** START **
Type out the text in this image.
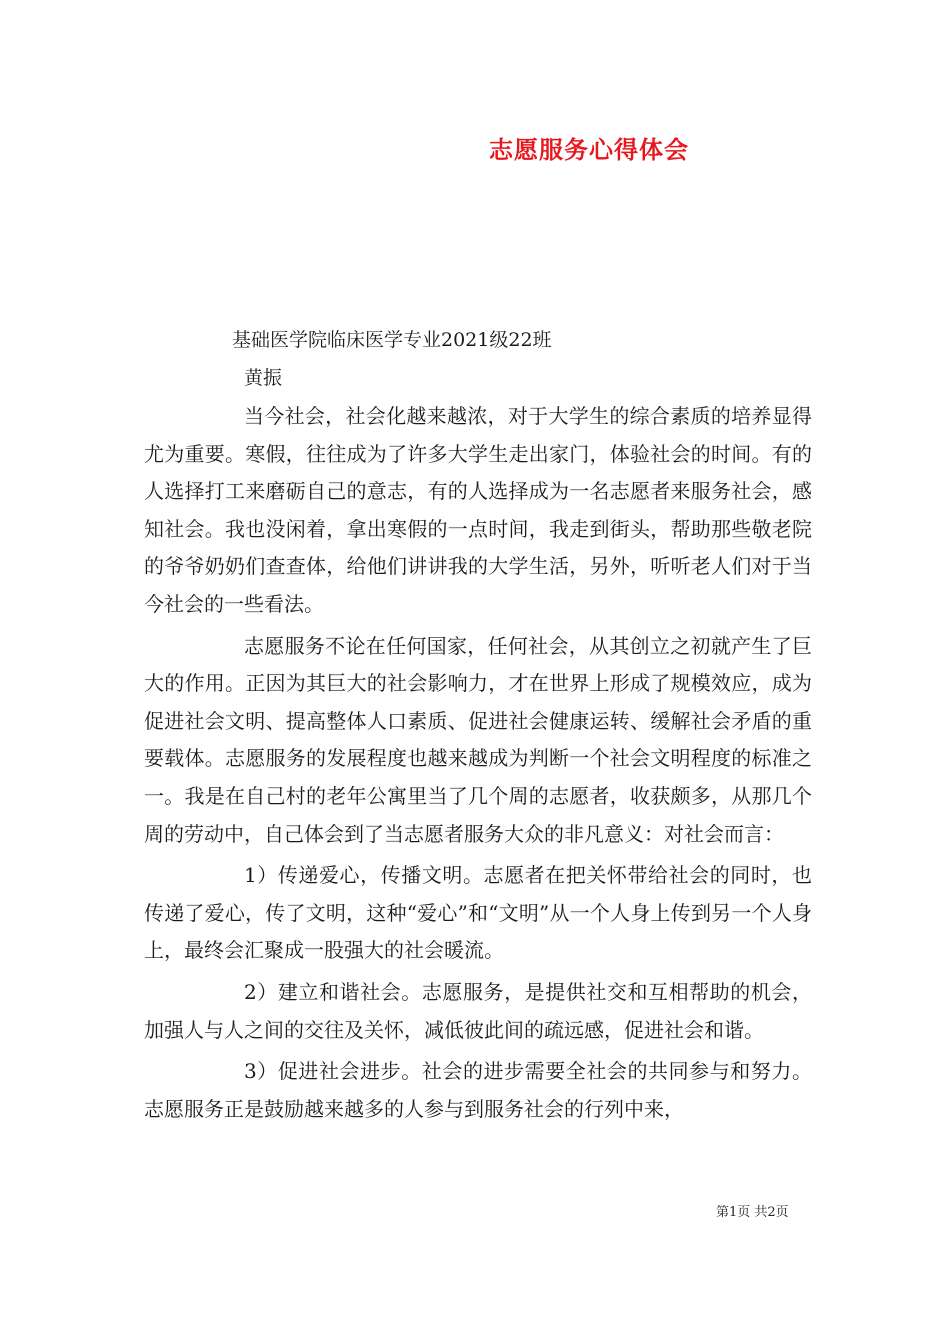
志愿服务心得体会
基础医学院临床医学专业2021级22班
黄振

当今社会，社会化越来越浓，对于大学生的综合素质的培养显得尤为重要。寒假，往往成为了许多大学生走出家门，体验社会的时间。有的人选择打工来磨砺自己的意志，有的人选择成为一名志愿者来服务社会，感知社会。我也没闲着，拿出寒假的一点时间，我走到街头，帮助那些敬老院的爷爷奶奶们查查体，给他们讲讲我的大学生活，另外，听听老人们对于当今社会的一些看法。

志愿服务不论在任何国家，任何社会，从其创立之初就产生了巨大的作用。正因为其巨大的社会影响力，才在世界上形成了规模效应，成为促进社会文明、提高整体人口素质、促进社会健康运转、缓解社会矛盾的重要载体。志愿服务的发展程度也越来越成为判断一个社会文明程度的标准之一。我是在自己村的老年公寓里当了几个周的志愿者，收获颇多，从那几个周的劳动中，自己体会到了当志愿者服务大众的非凡意义：对社会而言：

1）传递爱心，传播文明。志愿者在把关怀带给社会的同时，也传递了爱心，传了文明，这种“爱心”和“文明”从一个人身上传到另一个人身上，最终会汇聚成一股强大的社会暖流。

2）建立和谐社会。志愿服务，是提供社交和互相帮助的机会，加强人与人之间的交往及关怀，减低彼此间的疏远感，促进社会和谐。

3）促进社会进步。社会的进步需要全社会的共同参与和努力。志愿服务正是鼓励越来越多的人参与到服务社会的行列中来，

第1页 共2页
** END **
Work instructions | Set the data above down again exactly as given, with no pictures.

Full output |
Type out the text in this image.
志愿服务心得体会
基础医学院临床医学专业2021级22班
黄振

当今社会，社会化越来越浓，对于大学生的综合素质的培养显得尤为重要。寒假，往往成为了许多大学生走出家门，体验社会的时间。有的人选择打工来磨砺自己的意志，有的人选择成为一名志愿者来服务社会，感知社会。我也没闲着，拿出寒假的一点时间，我走到街头，帮助那些敬老院的爷爷奶奶们查查体，给他们讲讲我的大学生活，另外，听听老人们对于当今社会的一些看法。

志愿服务不论在任何国家，任何社会，从其创立之初就产生了巨大的作用。正因为其巨大的社会影响力，才在世界上形成了规模效应，成为促进社会文明、提高整体人口素质、促进社会健康运转、缓解社会矛盾的重要载体。志愿服务的发展程度也越来越成为判断一个社会文明程度的标准之一。我是在自己村的老年公寓里当了几个周的志愿者，收获颇多，从那几个周的劳动中，自己体会到了当志愿者服务大众的非凡意义：对社会而言：

1）传递爱心，传播文明。志愿者在把关怀带给社会的同时，也传递了爱心，传了文明，这种“爱心”和“文明”从一个人身上传到另一个人身上，最终会汇聚成一股强大的社会暖流。

2）建立和谐社会。志愿服务，是提供社交和互相帮助的机会，加强人与人之间的交往及关怀，减低彼此间的疏远感，促进社会和谐。

3）促进社会进步。社会的进步需要全社会的共同参与和努力。志愿服务正是鼓励越来越多的人参与到服务社会的行列中来，

第1页 共2页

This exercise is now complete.